§ **EXERCISE AIM**:
Copy every line of the item below verbatim, changing nothing.

§ **LISTED ENTRIES**:
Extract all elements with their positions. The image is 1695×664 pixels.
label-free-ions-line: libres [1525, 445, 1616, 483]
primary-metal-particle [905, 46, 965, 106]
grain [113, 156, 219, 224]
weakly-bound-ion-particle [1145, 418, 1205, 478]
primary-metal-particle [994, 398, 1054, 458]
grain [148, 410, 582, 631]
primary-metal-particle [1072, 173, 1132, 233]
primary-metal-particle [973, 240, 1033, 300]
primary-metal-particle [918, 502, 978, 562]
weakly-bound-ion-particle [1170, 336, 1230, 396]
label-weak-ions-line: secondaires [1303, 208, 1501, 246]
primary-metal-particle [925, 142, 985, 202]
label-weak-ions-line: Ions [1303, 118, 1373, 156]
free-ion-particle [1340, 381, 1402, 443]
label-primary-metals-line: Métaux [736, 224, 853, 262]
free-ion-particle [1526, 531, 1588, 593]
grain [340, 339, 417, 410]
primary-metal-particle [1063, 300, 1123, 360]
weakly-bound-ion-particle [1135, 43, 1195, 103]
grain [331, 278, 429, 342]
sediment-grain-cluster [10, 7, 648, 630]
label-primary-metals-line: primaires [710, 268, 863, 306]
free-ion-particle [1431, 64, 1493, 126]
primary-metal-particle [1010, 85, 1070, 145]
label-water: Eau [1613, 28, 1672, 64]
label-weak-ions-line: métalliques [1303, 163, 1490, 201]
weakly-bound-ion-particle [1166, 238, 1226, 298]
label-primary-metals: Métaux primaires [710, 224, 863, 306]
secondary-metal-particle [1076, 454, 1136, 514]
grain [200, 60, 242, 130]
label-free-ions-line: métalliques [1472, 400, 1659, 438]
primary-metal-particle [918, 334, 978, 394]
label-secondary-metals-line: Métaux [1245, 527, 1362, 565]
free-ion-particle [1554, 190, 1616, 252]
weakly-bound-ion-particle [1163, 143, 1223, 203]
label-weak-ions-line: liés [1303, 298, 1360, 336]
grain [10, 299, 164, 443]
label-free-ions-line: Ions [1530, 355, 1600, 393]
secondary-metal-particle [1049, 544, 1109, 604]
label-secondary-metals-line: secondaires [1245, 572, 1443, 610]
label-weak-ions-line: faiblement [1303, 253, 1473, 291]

§ **EXERCISE OUTPUT**:
Extract all elements with their positions. The image is 1695×664 pixels.
label-free-ions-line: libres [1525, 445, 1616, 483]
primary-metal-particle [905, 46, 965, 106]
grain [113, 156, 219, 224]
weakly-bound-ion-particle [1145, 418, 1205, 478]
primary-metal-particle [994, 398, 1054, 458]
grain [148, 410, 582, 631]
primary-metal-particle [1072, 173, 1132, 233]
primary-metal-particle [973, 240, 1033, 300]
primary-metal-particle [918, 502, 978, 562]
weakly-bound-ion-particle [1170, 336, 1230, 396]
label-weak-ions-line: secondaires [1303, 208, 1501, 246]
primary-metal-particle [925, 142, 985, 202]
label-weak-ions-line: Ions [1303, 118, 1373, 156]
free-ion-particle [1340, 381, 1402, 443]
label-primary-metals-line: Métaux [736, 224, 853, 262]
free-ion-particle [1526, 531, 1588, 593]
grain [340, 339, 417, 410]
primary-metal-particle [1063, 300, 1123, 360]
weakly-bound-ion-particle [1135, 43, 1195, 103]
grain [331, 278, 429, 342]
sediment-grain-cluster [10, 7, 648, 630]
label-primary-metals-line: primaires [710, 268, 863, 306]
free-ion-particle [1431, 64, 1493, 126]
primary-metal-particle [1010, 85, 1070, 145]
label-water: Eau [1613, 28, 1672, 64]
label-weak-ions-line: métalliques [1303, 163, 1490, 201]
weakly-bound-ion-particle [1166, 238, 1226, 298]
label-primary-metals: Métaux primaires [710, 224, 863, 306]
secondary-metal-particle [1076, 454, 1136, 514]
grain [200, 60, 242, 130]
label-free-ions-line: métalliques [1472, 400, 1659, 438]
primary-metal-particle [918, 334, 978, 394]
label-secondary-metals-line: Métaux [1245, 527, 1362, 565]
free-ion-particle [1554, 190, 1616, 252]
weakly-bound-ion-particle [1163, 143, 1223, 203]
label-weak-ions-line: liés [1303, 298, 1360, 336]
grain [10, 299, 164, 443]
label-free-ions-line: Ions [1530, 355, 1600, 393]
secondary-metal-particle [1049, 544, 1109, 604]
label-secondary-metals-line: secondaires [1245, 572, 1443, 610]
label-weak-ions-line: faiblement [1303, 253, 1473, 291]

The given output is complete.